Repeat the records exactly. Every line must match.

==== Task data ====

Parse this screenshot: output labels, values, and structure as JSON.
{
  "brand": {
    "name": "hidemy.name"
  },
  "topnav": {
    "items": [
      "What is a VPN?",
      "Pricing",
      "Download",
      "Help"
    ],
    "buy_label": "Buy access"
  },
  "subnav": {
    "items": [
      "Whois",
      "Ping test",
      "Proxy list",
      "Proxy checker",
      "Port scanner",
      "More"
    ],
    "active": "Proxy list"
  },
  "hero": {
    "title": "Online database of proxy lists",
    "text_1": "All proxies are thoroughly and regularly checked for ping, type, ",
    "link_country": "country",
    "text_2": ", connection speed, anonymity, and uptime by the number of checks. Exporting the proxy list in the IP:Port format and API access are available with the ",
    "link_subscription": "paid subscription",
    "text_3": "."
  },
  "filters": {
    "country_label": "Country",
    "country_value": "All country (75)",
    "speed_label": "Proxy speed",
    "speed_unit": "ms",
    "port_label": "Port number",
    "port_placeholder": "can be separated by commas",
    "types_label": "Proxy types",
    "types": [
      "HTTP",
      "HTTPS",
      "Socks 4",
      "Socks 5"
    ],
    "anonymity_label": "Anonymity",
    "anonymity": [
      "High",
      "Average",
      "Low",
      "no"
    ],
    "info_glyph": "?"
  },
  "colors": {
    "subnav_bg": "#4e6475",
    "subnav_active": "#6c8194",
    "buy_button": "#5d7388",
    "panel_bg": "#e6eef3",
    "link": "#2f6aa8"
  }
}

====

_Result_
Parse this screenshot: output labels, values, and structure as JSON.
{
  "brand": {
    "name": "hidemy.name"
  },
  "topnav": {
    "items": [
      "What is a VPN?",
      "Pricing",
      "Download",
      "Help"
    ],
    "buy_label": "Buy access"
  },
  "subnav": {
    "items": [
      "Whois",
      "Ping test",
      "Proxy list",
      "Proxy checker",
      "Port scanner",
      "More"
    ],
    "active": "Proxy list"
  },
  "hero": {
    "title": "Online database of proxy lists",
    "text_1": "All proxies are thoroughly and regularly checked for ping, type, ",
    "link_country": "country",
    "text_2": ", connection speed, anonymity, and uptime by the number of checks. Exporting the proxy list in the IP:Port format and API access are available with the ",
    "link_subscription": "paid subscription",
    "text_3": "."
  },
  "filters": {
    "country_label": "Country",
    "country_value": "All country (75)",
    "speed_label": "Proxy speed",
    "speed_unit": "ms",
    "port_label": "Port number",
    "port_placeholder": "can be separated by commas",
    "types_label": "Proxy types",
    "types": [
      "HTTP",
      "HTTPS",
      "Socks 4",
      "Socks 5"
    ],
    "anonymity_label": "Anonymity",
    "anonymity": [
      "High",
      "Average",
      "Low",
      "no"
    ],
    "info_glyph": "?"
  },
  "colors": {
    "subnav_bg": "#4e6475",
    "subnav_active": "#6c8194",
    "buy_button": "#5d7388",
    "panel_bg": "#e6eef3",
    "link": "#2f6aa8"
  }
}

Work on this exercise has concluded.